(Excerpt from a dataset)
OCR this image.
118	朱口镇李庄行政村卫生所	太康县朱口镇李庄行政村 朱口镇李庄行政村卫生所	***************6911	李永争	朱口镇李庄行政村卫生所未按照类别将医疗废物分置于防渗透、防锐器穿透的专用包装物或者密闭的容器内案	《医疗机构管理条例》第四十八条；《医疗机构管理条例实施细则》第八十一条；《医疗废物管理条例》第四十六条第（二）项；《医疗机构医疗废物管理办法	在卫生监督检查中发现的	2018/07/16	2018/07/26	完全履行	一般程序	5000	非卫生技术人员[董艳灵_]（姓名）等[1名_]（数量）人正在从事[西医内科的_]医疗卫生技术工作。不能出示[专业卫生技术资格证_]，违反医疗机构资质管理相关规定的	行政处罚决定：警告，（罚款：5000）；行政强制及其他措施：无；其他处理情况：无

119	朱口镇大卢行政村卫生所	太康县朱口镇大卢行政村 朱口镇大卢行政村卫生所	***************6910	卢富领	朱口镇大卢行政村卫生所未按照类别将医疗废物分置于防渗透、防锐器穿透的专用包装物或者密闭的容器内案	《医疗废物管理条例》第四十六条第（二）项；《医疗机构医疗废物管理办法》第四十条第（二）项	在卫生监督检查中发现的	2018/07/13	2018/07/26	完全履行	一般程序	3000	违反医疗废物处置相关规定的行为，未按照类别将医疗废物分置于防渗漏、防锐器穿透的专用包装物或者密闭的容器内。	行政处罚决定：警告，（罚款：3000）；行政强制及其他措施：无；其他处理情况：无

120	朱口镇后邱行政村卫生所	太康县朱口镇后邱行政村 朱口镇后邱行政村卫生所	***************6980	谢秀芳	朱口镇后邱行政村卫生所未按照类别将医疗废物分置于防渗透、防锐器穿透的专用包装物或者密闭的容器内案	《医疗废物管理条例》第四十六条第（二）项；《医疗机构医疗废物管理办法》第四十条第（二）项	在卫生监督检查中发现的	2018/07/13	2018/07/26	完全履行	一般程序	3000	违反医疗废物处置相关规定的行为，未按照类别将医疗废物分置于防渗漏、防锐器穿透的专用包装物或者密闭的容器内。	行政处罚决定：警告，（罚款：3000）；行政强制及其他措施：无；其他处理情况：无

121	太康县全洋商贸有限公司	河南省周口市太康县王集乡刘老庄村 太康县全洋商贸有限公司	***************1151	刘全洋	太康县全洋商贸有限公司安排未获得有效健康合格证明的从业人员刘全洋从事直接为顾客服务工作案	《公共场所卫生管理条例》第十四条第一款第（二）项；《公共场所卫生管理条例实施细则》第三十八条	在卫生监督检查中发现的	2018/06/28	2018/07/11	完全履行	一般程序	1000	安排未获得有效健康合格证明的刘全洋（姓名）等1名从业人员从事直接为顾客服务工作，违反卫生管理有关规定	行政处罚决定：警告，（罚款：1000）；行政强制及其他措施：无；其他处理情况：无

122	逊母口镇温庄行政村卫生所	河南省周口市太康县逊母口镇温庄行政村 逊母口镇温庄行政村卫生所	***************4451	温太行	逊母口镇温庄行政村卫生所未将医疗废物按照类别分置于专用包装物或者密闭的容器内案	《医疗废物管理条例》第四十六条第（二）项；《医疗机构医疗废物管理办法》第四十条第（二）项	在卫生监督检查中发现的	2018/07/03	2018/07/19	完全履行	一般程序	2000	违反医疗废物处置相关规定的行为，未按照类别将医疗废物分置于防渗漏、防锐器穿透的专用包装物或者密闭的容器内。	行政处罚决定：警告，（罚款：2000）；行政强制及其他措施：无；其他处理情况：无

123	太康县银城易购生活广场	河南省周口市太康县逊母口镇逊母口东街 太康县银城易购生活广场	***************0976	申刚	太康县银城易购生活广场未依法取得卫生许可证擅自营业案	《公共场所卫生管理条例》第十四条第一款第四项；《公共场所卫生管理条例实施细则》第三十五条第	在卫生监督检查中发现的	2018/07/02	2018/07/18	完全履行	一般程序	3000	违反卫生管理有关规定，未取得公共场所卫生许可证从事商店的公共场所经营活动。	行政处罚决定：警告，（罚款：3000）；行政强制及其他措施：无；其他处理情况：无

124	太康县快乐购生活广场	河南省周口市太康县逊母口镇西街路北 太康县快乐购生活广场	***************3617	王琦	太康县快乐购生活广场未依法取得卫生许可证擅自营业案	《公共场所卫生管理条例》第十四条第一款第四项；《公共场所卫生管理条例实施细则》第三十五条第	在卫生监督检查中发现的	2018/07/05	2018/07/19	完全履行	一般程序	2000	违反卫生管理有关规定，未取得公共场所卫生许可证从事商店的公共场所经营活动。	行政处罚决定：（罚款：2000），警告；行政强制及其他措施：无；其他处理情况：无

WHAT YOU ARE ASKED TO DO :: Please restate the whole listing word for word.

ANSWER TO THE PROBLEM ::
OCR this image.
118	朱口镇李庄行政村卫生所	太康县朱口镇李庄行政村 朱口镇李庄行政村卫生所	***************6911	李永争	朱口镇李庄行政村卫生所未按照类别将医疗废物分置于防渗透、防锐器穿透的专用包装物或者密闭的容器内案	《医疗机构管理条例》第四十八条；《医疗机构管理条例实施细则》第八十一条；《医疗废物管理条例》第四十六条第（二）项；《医疗机构医疗废物管理办法	在卫生监督检查中发现的	2018/07/16	2018/07/26	完全履行	一般程序	5000	非卫生技术人员[董艳灵_]（姓名）等[1名_]（数量）人正在从事[西医内科的_]医疗卫生技术工作。不能出示[专业卫生技术资格证_]，违反医疗机构资质管理相关规定的	行政处罚决定：警告，（罚款：5000）；行政强制及其他措施：无；其他处理情况：无

119	朱口镇大卢行政村卫生所	太康县朱口镇大卢行政村 朱口镇大卢行政村卫生所	***************6910	卢富领	朱口镇大卢行政村卫生所未按照类别将医疗废物分置于防渗透、防锐器穿透的专用包装物或者密闭的容器内案	《医疗废物管理条例》第四十六条第（二）项；《医疗机构医疗废物管理办法》第四十条第（二）项	在卫生监督检查中发现的	2018/07/13	2018/07/26	完全履行	一般程序	3000	违反医疗废物处置相关规定的行为，未按照类别将医疗废物分置于防渗漏、防锐器穿透的专用包装物或者密闭的容器内。	行政处罚决定：警告，（罚款：3000）；行政强制及其他措施：无；其他处理情况：无

120	朱口镇后邱行政村卫生所	太康县朱口镇后邱行政村 朱口镇后邱行政村卫生所	***************6980	谢秀芳	朱口镇后邱行政村卫生所未按照类别将医疗废物分置于防渗透、防锐器穿透的专用包装物或者密闭的容器内案	《医疗废物管理条例》第四十六条第（二）项；《医疗机构医疗废物管理办法》第四十条第（二）项	在卫生监督检查中发现的	2018/07/13	2018/07/26	完全履行	一般程序	3000	违反医疗废物处置相关规定的行为，未按照类别将医疗废物分置于防渗漏、防锐器穿透的专用包装物或者密闭的容器内。	行政处罚决定：警告，（罚款：3000）；行政强制及其他措施：无；其他处理情况：无

121	太康县全洋商贸有限公司	河南省周口市太康县王集乡刘老庄村 太康县全洋商贸有限公司	***************1151	刘全洋	太康县全洋商贸有限公司安排未获得有效健康合格证明的从业人员刘全洋从事直接为顾客服务工作案	《公共场所卫生管理条例》第十四条第一款第（二）项；《公共场所卫生管理条例实施细则》第三十八条	在卫生监督检查中发现的	2018/06/28	2018/07/11	完全履行	一般程序	1000	安排未获得有效健康合格证明的刘全洋（姓名）等1名从业人员从事直接为顾客服务工作，违反卫生管理有关规定	行政处罚决定：警告，（罚款：1000）；行政强制及其他措施：无；其他处理情况：无

122	逊母口镇温庄行政村卫生所	河南省周口市太康县逊母口镇温庄行政村 逊母口镇温庄行政村卫生所	***************4451	温太行	逊母口镇温庄行政村卫生所未将医疗废物按照类别分置于专用包装物或者密闭的容器内案	《医疗废物管理条例》第四十六条第（二）项；《医疗机构医疗废物管理办法》第四十条第（二）项	在卫生监督检查中发现的	2018/07/03	2018/07/19	完全履行	一般程序	2000	违反医疗废物处置相关规定的行为，未按照类别将医疗废物分置于防渗漏、防锐器穿透的专用包装物或者密闭的容器内。	行政处罚决定：警告，（罚款：2000）；行政强制及其他措施：无；其他处理情况：无

123	太康县银城易购生活广场	河南省周口市太康县逊母口镇逊母口东街 太康县银城易购生活广场	***************0976	申刚	太康县银城易购生活广场未依法取得卫生许可证擅自营业案	《公共场所卫生管理条例》第十四条第一款第四项；《公共场所卫生管理条例实施细则》第三十五条第	在卫生监督检查中发现的	2018/07/02	2018/07/18	完全履行	一般程序	3000	违反卫生管理有关规定，未取得公共场所卫生许可证从事商店的公共场所经营活动。	行政处罚决定：警告，（罚款：3000）；行政强制及其他措施：无；其他处理情况：无

124	太康县快乐购生活广场	河南省周口市太康县逊母口镇西街路北 太康县快乐购生活广场	***************3617	王琦	太康县快乐购生活广场未依法取得卫生许可证擅自营业案	《公共场所卫生管理条例》第十四条第一款第四项；《公共场所卫生管理条例实施细则》第三十五条第	在卫生监督检查中发现的	2018/07/05	2018/07/19	完全履行	一般程序	2000	违反卫生管理有关规定，未取得公共场所卫生许可证从事商店的公共场所经营活动。	行政处罚决定：（罚款：2000），警告；行政强制及其他措施：无；其他处理情况：无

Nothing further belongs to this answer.